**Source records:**
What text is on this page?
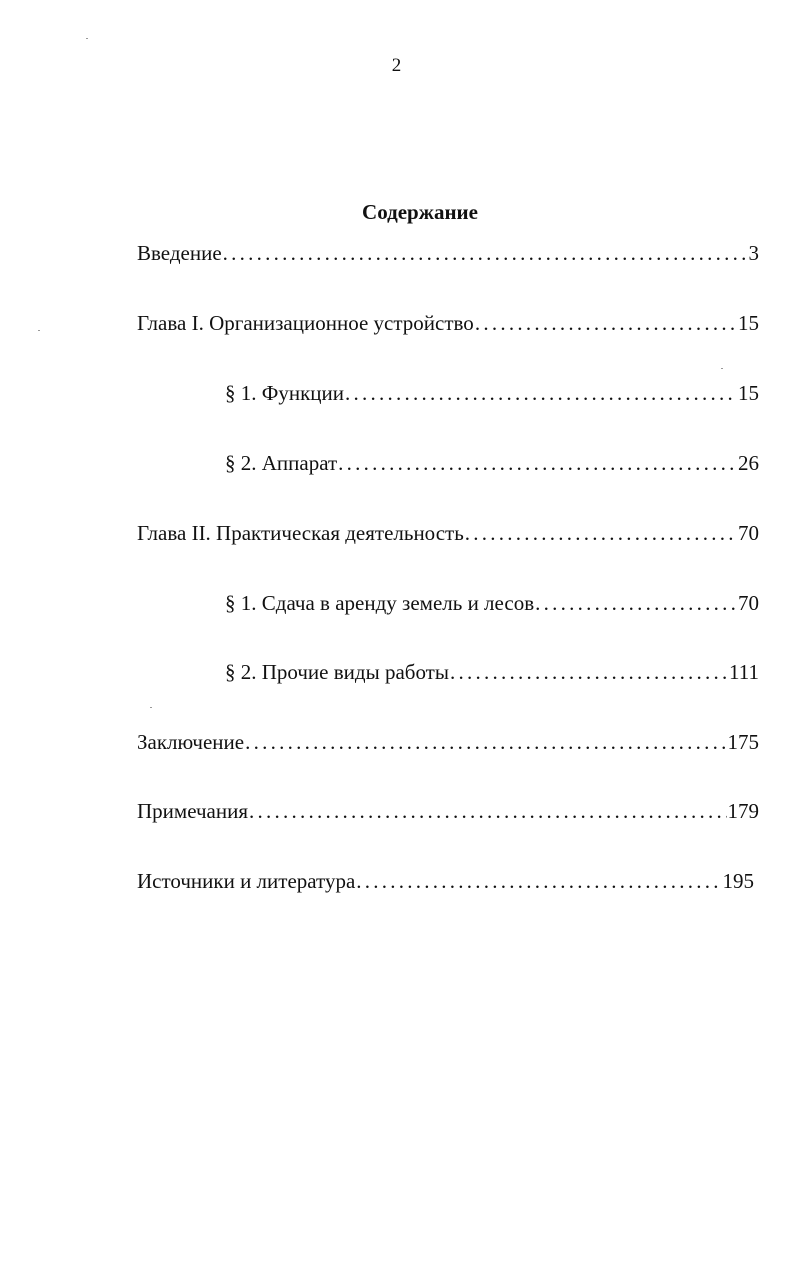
2
Содержание
Введение . . .	3
Глава I. Организационное устройство . . .	15
§ 1. Функции . . .	15
§ 2. Аппарат . . .	26
Глава II. Практическая деятельность . . .	70
§ 1. Сдача в аренду земель и лесов . . .	70
§ 2. Прочие виды работы . . .	111
Заключение . . .	175
Примечания . . .	179
Источники и литература . . .	195
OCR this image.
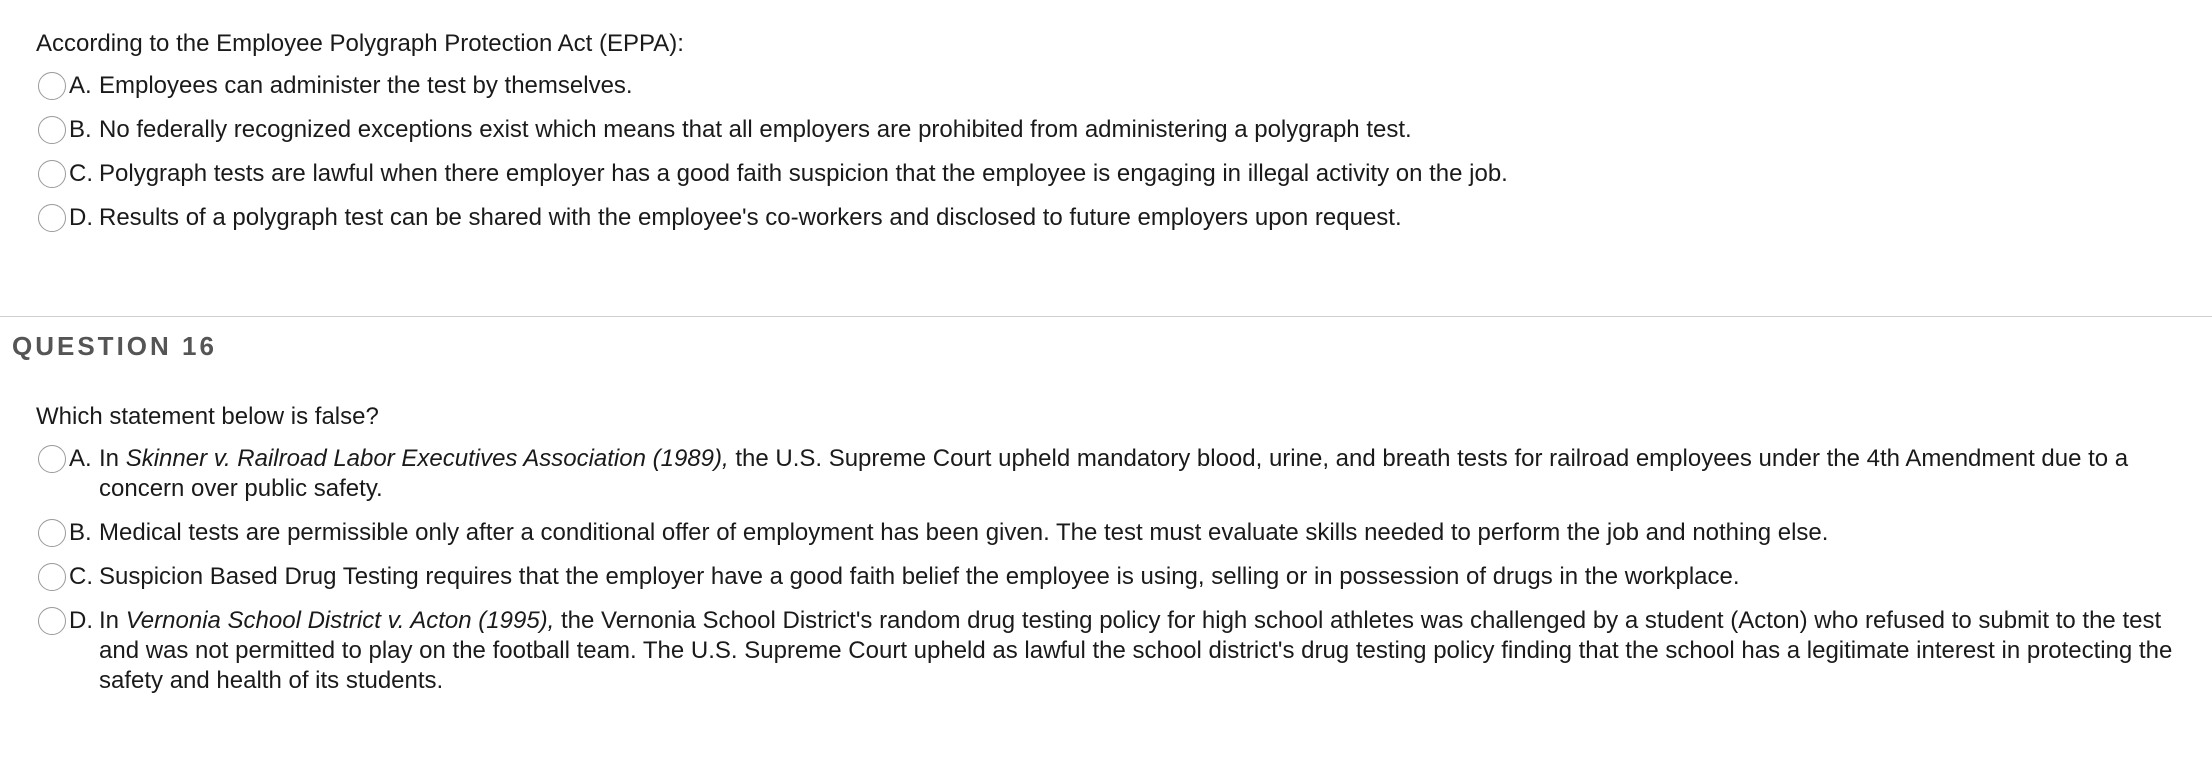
According to the Employee Polygraph Protection Act (EPPA):
A. Employees can administer the test by themselves.
B. No federally recognized exceptions exist which means that all employers are prohibited from administering a polygraph test.
C. Polygraph tests are lawful when there employer has a good faith suspicion that the employee is engaging in illegal activity on the job.
D. Results of a polygraph test can be shared with the employee's co-workers and disclosed to future employers upon request.
QUESTION 16
Which statement below is false?
A. In Skinner v. Railroad Labor Executives Association (1989), the U.S. Supreme Court upheld mandatory blood, urine, and breath tests for railroad employees under the 4th Amendment due to a concern over public safety.
B. Medical tests are permissible only after a conditional offer of employment has been given. The test must evaluate skills needed to perform the job and nothing else.
C. Suspicion Based Drug Testing requires that the employer have a good faith belief the employee is using, selling or in possession of drugs in the workplace.
D. In Vernonia School District v. Acton (1995), the Vernonia School District's random drug testing policy for high school athletes was challenged by a student (Acton) who refused to submit to the test and was not permitted to play on the football team. The U.S. Supreme Court upheld as lawful the school district's drug testing policy finding that the school has a legitimate interest in protecting the safety and health of its students.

**WHAT IS EXPECTED:**
Search the data above for the string "upheld" and return every line that has it.

**TASK SOLUTION:**
A. In Skinner v. Railroad Labor Executives Association (1989), the U.S. Supreme Court upheld mandatory blood, urine, and breath tests for railroad employees under the 4th Amendment due to a concern over public safety.
D. In Vernonia School District v. Acton (1995), the Vernonia School District's random drug testing policy for high school athletes was challenged by a student (Acton) who refused to submit to the test and was not permitted to play on the football team. The U.S. Supreme Court upheld as lawful the school district's drug testing policy finding that the school has a legitimate interest in protecting the safety and health of its students.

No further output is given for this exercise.